Written problem
Copy each line exactly.

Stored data
----------

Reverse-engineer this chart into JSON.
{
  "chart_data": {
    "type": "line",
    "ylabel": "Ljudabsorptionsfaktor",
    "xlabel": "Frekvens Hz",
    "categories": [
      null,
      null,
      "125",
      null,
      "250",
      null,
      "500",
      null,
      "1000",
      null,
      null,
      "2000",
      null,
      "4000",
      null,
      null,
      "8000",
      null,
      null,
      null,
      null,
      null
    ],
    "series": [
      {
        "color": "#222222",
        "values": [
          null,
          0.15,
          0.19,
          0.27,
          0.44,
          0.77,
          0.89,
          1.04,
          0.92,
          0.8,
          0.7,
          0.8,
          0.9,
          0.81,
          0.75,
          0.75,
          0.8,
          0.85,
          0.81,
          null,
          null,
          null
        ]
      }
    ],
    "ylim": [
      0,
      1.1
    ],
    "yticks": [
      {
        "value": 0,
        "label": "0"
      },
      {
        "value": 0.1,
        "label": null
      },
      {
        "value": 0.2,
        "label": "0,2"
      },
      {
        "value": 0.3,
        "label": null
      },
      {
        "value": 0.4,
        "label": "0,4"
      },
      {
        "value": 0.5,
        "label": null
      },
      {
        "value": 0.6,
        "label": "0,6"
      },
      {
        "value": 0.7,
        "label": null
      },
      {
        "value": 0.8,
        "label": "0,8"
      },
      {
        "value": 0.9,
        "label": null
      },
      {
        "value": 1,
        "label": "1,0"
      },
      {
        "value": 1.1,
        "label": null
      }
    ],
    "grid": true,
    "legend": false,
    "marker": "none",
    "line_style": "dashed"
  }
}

----------

The reply
Reverse-engineer this chart into JSON.
{
  "chart_data": {
    "type": "line",
    "ylabel": "Ljudabsorptionsfaktor",
    "xlabel": "Frekvens Hz",
    "categories": [
      null,
      null,
      "125",
      null,
      "250",
      null,
      "500",
      null,
      "1000",
      null,
      null,
      "2000",
      null,
      "4000",
      null,
      null,
      "8000",
      null,
      null,
      null,
      null,
      null
    ],
    "series": [
      {
        "color": "#222222",
        "values": [
          null,
          0.15,
          0.19,
          0.27,
          0.44,
          0.77,
          0.89,
          1.04,
          0.92,
          0.8,
          0.7,
          0.8,
          0.9,
          0.81,
          0.75,
          0.75,
          0.8,
          0.85,
          0.81,
          null,
          null,
          null
        ]
      }
    ],
    "ylim": [
      0,
      1.1
    ],
    "yticks": [
      {
        "value": 0,
        "label": "0"
      },
      {
        "value": 0.1,
        "label": null
      },
      {
        "value": 0.2,
        "label": "0,2"
      },
      {
        "value": 0.3,
        "label": null
      },
      {
        "value": 0.4,
        "label": "0,4"
      },
      {
        "value": 0.5,
        "label": null
      },
      {
        "value": 0.6,
        "label": "0,6"
      },
      {
        "value": 0.7,
        "label": null
      },
      {
        "value": 0.8,
        "label": "0,8"
      },
      {
        "value": 0.9,
        "label": null
      },
      {
        "value": 1,
        "label": "1,0"
      },
      {
        "value": 1.1,
        "label": null
      }
    ],
    "grid": true,
    "legend": false,
    "marker": "none",
    "line_style": "dashed"
  }
}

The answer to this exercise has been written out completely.